AIM - Output each line of the material exactly as it stands.

GIVEN DATA -
_ _ _ _ _ _ _

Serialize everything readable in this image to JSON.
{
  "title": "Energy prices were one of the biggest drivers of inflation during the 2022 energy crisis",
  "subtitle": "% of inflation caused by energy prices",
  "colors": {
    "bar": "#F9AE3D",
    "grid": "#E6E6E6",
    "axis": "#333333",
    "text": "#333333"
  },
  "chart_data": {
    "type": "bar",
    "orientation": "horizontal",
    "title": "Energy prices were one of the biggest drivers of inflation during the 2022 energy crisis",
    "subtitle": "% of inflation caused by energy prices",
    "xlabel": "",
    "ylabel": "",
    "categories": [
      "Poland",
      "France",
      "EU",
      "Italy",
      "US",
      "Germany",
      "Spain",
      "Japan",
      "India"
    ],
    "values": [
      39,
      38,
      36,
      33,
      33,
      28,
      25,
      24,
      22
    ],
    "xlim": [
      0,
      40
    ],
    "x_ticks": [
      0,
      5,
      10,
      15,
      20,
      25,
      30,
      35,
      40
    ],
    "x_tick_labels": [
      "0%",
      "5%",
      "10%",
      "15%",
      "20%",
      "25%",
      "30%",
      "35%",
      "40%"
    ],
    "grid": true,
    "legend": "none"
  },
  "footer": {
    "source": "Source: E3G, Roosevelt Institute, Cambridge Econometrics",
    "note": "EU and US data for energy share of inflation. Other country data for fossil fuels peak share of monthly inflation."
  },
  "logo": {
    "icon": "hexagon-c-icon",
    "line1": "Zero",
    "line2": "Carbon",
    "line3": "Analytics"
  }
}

_ _ _ _ _ _ _

THE ANSWER -
Serialize everything readable in this image to JSON.
{
  "title": "Energy prices were one of the biggest drivers of inflation during the 2022 energy crisis",
  "subtitle": "% of inflation caused by energy prices",
  "colors": {
    "bar": "#F9AE3D",
    "grid": "#E6E6E6",
    "axis": "#333333",
    "text": "#333333"
  },
  "chart_data": {
    "type": "bar",
    "orientation": "horizontal",
    "title": "Energy prices were one of the biggest drivers of inflation during the 2022 energy crisis",
    "subtitle": "% of inflation caused by energy prices",
    "xlabel": "",
    "ylabel": "",
    "categories": [
      "Poland",
      "France",
      "EU",
      "Italy",
      "US",
      "Germany",
      "Spain",
      "Japan",
      "India"
    ],
    "values": [
      39,
      38,
      36,
      33,
      33,
      28,
      25,
      24,
      22
    ],
    "xlim": [
      0,
      40
    ],
    "x_ticks": [
      0,
      5,
      10,
      15,
      20,
      25,
      30,
      35,
      40
    ],
    "x_tick_labels": [
      "0%",
      "5%",
      "10%",
      "15%",
      "20%",
      "25%",
      "30%",
      "35%",
      "40%"
    ],
    "grid": true,
    "legend": "none"
  },
  "footer": {
    "source": "Source: E3G, Roosevelt Institute, Cambridge Econometrics",
    "note": "EU and US data for energy share of inflation. Other country data for fossil fuels peak share of monthly inflation."
  },
  "logo": {
    "icon": "hexagon-c-icon",
    "line1": "Zero",
    "line2": "Carbon",
    "line3": "Analytics"
  }
}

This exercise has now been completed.